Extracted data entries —

++++++++

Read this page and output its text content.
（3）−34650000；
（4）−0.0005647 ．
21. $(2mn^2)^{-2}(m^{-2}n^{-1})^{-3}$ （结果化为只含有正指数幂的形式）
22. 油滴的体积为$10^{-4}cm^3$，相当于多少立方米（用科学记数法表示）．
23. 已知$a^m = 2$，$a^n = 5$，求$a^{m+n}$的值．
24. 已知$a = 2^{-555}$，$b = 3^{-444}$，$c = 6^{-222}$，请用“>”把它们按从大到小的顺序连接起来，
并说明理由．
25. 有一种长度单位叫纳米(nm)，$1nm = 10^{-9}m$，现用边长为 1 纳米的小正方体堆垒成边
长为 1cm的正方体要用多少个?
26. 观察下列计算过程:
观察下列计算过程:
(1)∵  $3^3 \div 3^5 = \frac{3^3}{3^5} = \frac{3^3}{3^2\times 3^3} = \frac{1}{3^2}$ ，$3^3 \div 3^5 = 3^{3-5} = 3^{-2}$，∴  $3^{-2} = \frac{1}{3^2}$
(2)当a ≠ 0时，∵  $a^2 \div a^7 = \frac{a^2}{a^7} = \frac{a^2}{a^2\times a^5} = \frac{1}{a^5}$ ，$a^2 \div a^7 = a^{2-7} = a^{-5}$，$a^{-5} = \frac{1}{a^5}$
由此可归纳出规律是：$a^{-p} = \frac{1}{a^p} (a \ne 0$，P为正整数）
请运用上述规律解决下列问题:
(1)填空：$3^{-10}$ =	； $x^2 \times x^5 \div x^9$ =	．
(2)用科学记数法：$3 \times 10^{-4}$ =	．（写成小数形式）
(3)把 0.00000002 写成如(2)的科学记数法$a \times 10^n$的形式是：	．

++++++++

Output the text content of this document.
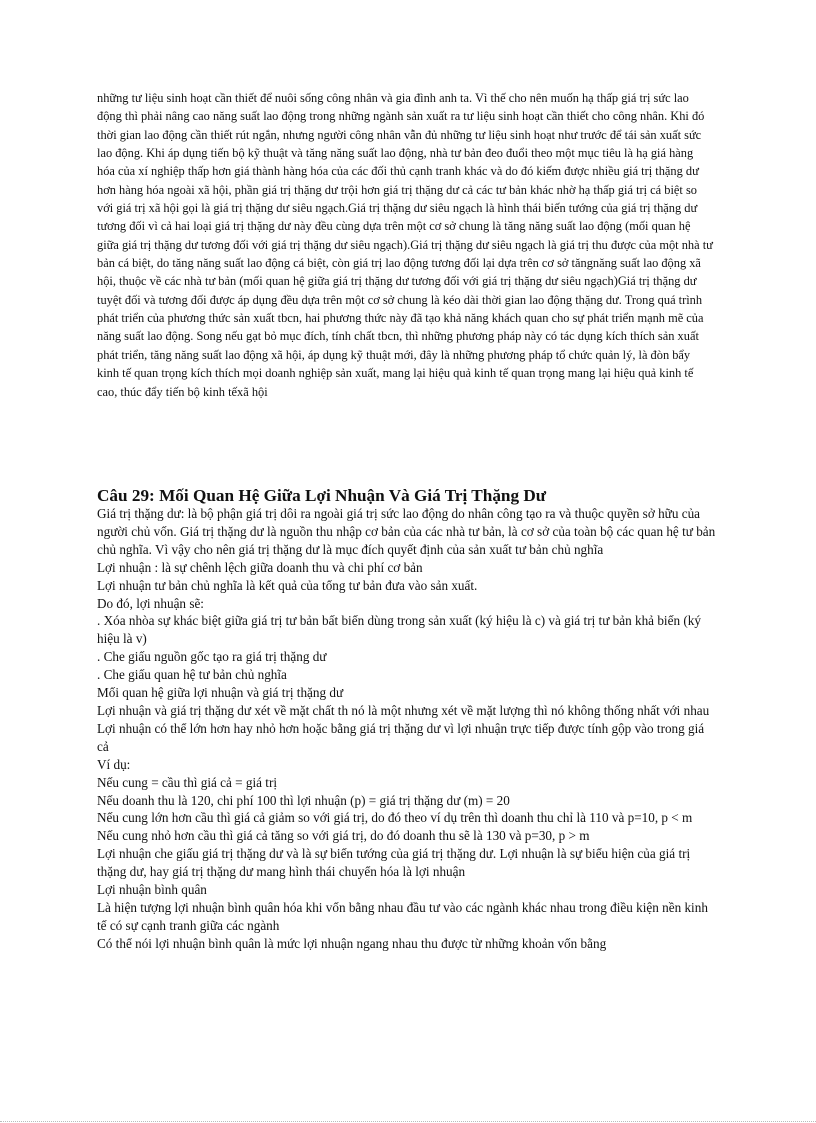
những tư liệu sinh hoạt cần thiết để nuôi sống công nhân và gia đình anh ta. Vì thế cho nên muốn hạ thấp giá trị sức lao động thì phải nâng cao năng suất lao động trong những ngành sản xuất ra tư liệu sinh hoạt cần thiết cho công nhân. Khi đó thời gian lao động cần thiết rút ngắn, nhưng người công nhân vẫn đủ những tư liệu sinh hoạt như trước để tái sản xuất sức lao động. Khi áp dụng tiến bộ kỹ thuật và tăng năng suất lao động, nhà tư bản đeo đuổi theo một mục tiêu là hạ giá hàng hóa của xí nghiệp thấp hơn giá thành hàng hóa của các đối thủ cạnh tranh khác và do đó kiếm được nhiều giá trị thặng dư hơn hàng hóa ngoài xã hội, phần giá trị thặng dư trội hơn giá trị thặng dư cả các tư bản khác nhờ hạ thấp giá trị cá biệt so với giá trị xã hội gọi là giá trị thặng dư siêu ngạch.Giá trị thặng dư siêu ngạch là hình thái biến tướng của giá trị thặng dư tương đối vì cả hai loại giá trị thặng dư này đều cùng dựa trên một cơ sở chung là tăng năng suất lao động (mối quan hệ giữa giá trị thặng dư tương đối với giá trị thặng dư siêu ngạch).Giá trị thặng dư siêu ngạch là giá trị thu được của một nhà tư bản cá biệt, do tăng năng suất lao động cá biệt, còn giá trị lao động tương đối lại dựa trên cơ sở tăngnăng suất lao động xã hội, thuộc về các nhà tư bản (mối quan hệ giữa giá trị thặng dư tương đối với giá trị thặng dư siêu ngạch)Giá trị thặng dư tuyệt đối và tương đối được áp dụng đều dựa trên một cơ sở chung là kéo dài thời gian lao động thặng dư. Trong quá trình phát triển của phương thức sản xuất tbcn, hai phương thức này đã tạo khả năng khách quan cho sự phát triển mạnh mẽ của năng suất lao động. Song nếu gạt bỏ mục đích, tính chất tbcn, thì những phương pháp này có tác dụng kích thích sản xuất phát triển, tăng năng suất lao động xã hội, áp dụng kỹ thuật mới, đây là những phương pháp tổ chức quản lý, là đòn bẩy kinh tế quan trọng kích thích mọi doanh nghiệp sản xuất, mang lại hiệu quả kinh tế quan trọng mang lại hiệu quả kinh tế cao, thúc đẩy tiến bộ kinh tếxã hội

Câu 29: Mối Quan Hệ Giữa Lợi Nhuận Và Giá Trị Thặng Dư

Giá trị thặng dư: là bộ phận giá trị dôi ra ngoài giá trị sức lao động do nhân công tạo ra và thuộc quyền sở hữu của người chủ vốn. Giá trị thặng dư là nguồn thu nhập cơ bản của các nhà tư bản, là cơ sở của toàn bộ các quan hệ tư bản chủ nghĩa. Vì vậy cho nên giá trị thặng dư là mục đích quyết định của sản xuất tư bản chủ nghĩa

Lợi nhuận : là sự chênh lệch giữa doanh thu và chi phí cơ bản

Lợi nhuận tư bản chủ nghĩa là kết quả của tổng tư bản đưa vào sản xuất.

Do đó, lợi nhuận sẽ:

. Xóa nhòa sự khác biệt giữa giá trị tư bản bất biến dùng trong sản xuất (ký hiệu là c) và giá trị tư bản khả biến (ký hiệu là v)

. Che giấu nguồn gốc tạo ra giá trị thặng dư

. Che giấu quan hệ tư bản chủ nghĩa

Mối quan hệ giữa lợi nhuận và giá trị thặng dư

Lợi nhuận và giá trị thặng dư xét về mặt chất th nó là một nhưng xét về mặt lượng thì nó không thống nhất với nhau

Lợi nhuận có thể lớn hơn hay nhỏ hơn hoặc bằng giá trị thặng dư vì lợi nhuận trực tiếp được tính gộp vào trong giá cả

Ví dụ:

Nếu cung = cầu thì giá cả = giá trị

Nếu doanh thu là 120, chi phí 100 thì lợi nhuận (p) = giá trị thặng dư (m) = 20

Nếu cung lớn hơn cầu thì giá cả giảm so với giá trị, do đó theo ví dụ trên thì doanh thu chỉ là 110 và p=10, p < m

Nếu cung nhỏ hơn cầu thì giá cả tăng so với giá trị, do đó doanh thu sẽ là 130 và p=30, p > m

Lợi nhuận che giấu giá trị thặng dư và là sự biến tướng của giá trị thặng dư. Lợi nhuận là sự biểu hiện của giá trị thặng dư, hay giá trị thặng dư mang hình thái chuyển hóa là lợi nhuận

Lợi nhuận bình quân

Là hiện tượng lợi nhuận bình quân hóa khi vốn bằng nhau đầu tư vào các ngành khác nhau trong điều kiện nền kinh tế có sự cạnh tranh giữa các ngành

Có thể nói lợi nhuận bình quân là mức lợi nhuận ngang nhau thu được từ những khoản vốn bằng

++++++++

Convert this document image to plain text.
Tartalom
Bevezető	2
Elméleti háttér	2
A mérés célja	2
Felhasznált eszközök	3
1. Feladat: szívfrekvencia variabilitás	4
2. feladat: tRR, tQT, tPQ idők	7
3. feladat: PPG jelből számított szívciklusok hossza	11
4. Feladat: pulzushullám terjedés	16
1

++++++++

Instructions to follow —
Each line that holds the word "content" is to be copied.

Exercise result —
Read this page and output its text content.
Output the text content of this document.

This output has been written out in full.